**What to produce**
Within the records that follow, find every line containing the string "implement". Copy those lines.

**Extracted data**
------------------------------------------------

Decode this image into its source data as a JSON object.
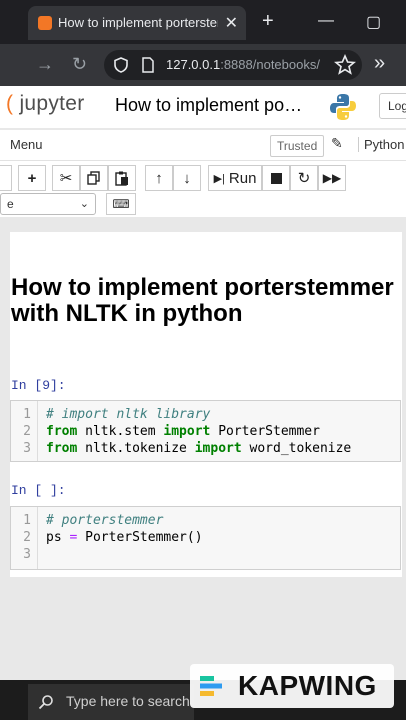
{
  "browser": {
    "tab_title": "How to implement porterstemn",
    "tab_close": "✕",
    "new_tab": "+",
    "minimize": "—",
    "maximize": "▢",
    "url_host": "127.0.0.1",
    "url_rest": ":8888/notebooks/",
    "more": "»"
  },
  "jupyter": {
    "logo_text": "jupyter",
    "notebook_title": "How to implement po…",
    "logout_label": "Log",
    "menu_label": "Menu",
    "trusted_label": "Trusted",
    "kernel_label": "Python",
    "toolbar": {
      "run_label": "Run",
      "celltype_value": "e"
    }
  },
  "notebook": {
    "heading": "How to implement porterstemmer with NLTK in python",
    "cell1": {
      "prompt": "In [9]:",
      "lines": [
        {
          "n": "1",
          "comment": "# import nltk library"
        },
        {
          "n": "2",
          "kw1": "from",
          "mid1": " nltk.stem ",
          "kw2": "import",
          "rest": " PorterStemmer"
        },
        {
          "n": "3",
          "kw1": "from",
          "mid1": " nltk.tokenize ",
          "kw2": "import",
          "rest": " word_tokenize"
        }
      ]
    },
    "cell2": {
      "prompt": "In [ ]:",
      "lines": [
        {
          "n": "1",
          "comment": "# porterstemmer"
        },
        {
          "n": "2",
          "pre": "ps ",
          "op": "=",
          "rest": " PorterStemmer()"
        },
        {
          "n": "3",
          "text": ""
        }
      ]
    }
  },
  "taskbar": {
    "search_placeholder": "Type here to search"
  },
  "watermark": {
    "text": "KAPWING"
  }
}
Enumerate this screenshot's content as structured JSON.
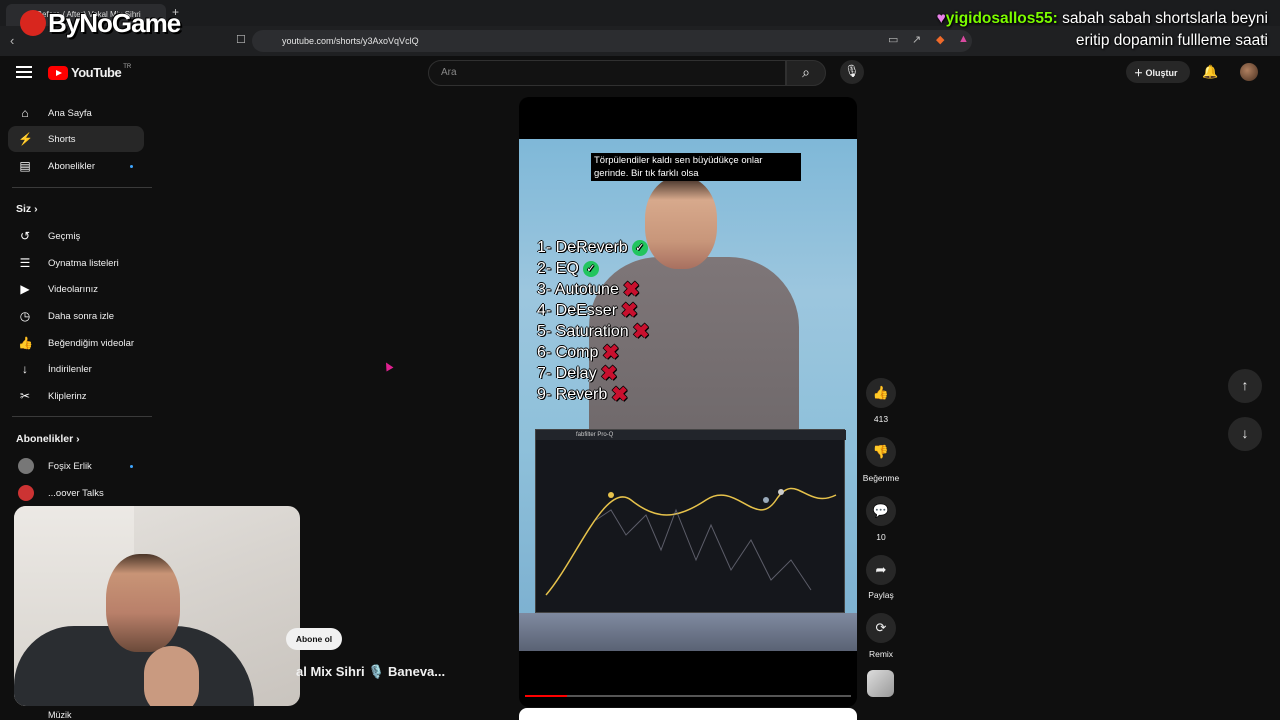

------------------------------------------------

**Full answer**
    "tab_title": "How to implement porterstemn",
    "notebook_title": "How to implement po…",
    "heading": "How to implement porterstemmer with NLTK in python",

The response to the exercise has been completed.